• [PROBLEM STATEMENT]: Determine which lines contain the word "type", then copy those lines.

+++ DATA EXCERPTS

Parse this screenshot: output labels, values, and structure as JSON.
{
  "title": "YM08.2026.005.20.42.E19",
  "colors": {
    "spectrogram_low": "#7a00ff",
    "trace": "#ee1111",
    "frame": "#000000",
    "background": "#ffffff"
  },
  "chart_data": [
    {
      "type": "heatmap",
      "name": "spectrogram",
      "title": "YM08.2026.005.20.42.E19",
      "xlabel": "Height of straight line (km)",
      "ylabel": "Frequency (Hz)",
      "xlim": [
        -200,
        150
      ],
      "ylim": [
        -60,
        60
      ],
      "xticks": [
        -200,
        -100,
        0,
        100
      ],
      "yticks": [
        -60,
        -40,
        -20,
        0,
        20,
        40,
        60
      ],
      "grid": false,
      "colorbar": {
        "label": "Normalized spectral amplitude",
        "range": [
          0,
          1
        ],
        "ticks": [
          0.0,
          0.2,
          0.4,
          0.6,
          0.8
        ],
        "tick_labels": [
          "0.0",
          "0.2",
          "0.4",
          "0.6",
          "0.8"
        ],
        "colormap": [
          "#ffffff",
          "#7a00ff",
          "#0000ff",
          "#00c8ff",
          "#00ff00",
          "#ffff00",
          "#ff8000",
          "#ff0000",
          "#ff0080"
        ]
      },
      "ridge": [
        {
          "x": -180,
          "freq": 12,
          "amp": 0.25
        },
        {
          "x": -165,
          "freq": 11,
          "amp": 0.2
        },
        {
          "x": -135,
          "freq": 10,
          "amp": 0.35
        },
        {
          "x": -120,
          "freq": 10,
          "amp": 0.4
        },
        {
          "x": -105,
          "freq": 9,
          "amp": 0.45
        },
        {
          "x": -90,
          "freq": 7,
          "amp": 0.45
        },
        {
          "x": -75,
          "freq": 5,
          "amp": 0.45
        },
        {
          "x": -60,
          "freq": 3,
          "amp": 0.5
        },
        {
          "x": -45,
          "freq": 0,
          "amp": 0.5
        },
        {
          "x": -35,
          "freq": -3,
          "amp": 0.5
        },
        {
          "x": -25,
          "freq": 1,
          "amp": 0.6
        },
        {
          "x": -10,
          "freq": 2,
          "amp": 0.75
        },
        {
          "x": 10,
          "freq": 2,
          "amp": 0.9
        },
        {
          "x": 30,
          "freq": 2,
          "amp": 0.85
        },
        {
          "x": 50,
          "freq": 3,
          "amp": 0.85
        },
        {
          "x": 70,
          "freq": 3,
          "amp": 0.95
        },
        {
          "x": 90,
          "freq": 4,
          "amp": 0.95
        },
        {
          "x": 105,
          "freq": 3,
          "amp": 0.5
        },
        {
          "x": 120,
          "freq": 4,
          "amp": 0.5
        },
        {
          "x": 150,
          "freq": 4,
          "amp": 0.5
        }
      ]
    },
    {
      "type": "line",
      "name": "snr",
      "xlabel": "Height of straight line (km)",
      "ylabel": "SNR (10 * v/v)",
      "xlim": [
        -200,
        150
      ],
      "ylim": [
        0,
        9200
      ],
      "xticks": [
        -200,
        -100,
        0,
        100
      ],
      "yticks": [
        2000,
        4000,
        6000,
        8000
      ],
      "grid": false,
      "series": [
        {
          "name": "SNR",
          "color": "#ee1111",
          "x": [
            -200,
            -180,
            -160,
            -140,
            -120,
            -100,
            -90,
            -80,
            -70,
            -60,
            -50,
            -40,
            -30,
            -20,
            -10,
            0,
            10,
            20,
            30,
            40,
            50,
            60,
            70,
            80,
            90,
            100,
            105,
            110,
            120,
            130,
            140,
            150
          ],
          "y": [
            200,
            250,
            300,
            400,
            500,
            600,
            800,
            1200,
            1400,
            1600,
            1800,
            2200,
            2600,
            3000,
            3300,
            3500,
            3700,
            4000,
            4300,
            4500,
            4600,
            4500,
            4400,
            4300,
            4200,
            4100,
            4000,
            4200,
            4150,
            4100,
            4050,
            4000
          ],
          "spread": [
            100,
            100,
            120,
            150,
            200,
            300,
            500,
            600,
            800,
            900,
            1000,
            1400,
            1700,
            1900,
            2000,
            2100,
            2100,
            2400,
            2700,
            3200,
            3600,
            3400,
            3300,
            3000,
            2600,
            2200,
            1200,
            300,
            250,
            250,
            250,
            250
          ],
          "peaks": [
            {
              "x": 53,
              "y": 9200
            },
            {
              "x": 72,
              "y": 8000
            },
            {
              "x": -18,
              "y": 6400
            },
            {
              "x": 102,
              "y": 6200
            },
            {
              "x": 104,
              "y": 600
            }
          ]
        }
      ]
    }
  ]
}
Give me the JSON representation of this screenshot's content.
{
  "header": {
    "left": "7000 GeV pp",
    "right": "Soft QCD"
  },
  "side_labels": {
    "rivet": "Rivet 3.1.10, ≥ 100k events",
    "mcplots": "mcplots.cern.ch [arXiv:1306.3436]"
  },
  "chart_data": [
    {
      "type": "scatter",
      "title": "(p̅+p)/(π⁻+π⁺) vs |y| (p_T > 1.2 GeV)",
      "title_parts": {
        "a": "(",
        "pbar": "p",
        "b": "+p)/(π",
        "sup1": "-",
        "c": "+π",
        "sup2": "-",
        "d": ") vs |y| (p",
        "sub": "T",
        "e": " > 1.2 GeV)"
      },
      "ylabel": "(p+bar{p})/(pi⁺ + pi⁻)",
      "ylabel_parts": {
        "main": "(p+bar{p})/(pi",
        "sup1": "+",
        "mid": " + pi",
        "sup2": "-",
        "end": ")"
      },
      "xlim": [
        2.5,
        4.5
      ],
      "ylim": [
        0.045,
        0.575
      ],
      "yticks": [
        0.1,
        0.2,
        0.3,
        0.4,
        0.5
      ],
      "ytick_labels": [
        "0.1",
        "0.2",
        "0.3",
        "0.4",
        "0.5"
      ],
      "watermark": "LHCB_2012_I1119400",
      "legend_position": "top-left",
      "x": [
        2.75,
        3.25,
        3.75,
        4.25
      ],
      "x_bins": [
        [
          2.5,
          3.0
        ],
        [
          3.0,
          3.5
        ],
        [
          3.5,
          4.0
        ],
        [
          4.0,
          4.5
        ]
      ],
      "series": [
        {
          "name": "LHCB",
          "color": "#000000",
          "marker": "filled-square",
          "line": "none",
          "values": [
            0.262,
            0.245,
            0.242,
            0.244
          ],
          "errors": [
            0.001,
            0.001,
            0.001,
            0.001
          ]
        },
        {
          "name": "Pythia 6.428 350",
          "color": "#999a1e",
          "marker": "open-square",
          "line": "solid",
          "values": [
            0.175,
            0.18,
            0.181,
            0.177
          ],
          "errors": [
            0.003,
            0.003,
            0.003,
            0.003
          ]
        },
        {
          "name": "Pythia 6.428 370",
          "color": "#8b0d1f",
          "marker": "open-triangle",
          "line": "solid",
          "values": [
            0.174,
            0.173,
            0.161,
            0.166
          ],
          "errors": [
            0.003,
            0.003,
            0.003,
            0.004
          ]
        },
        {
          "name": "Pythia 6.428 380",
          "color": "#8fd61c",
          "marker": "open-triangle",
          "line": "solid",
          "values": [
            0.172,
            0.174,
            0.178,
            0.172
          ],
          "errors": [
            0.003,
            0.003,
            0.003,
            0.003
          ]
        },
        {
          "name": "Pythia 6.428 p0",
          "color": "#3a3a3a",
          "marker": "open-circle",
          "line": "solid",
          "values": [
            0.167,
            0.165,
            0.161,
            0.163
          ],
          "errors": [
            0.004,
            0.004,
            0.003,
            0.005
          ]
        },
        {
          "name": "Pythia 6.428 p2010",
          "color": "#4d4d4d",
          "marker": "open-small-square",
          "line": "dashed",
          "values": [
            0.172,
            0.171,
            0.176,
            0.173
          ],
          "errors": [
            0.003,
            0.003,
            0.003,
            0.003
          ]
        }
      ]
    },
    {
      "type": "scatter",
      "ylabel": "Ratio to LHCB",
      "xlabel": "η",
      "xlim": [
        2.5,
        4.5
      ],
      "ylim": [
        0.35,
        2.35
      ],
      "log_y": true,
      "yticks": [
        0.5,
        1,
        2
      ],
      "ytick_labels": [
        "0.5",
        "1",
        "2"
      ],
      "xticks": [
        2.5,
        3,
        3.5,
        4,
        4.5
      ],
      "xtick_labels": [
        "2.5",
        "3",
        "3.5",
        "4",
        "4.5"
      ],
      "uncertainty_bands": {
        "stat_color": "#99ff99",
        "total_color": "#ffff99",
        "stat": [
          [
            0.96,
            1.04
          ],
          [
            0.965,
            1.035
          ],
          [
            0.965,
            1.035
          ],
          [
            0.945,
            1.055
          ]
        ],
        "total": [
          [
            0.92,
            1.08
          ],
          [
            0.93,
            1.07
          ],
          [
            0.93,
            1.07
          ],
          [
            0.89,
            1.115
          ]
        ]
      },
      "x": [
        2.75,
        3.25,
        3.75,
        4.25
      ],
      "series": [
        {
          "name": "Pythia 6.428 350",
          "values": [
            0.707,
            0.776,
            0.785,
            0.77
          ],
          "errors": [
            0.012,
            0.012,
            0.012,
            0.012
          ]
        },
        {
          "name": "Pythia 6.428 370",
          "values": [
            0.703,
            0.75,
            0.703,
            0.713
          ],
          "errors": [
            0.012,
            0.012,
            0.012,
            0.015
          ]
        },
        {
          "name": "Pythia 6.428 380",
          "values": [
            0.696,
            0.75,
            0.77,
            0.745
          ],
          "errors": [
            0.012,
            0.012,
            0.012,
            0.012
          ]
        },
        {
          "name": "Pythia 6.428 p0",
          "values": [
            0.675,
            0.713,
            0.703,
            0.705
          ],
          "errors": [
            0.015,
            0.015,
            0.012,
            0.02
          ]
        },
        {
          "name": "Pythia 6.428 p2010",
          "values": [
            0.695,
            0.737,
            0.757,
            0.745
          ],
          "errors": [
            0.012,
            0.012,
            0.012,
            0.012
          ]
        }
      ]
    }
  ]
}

++++++

• [COMPLETE OUTPUT]:
      "type": "heatmap",
      "type": "line",
      "type": "scatter",
      "type": "scatter",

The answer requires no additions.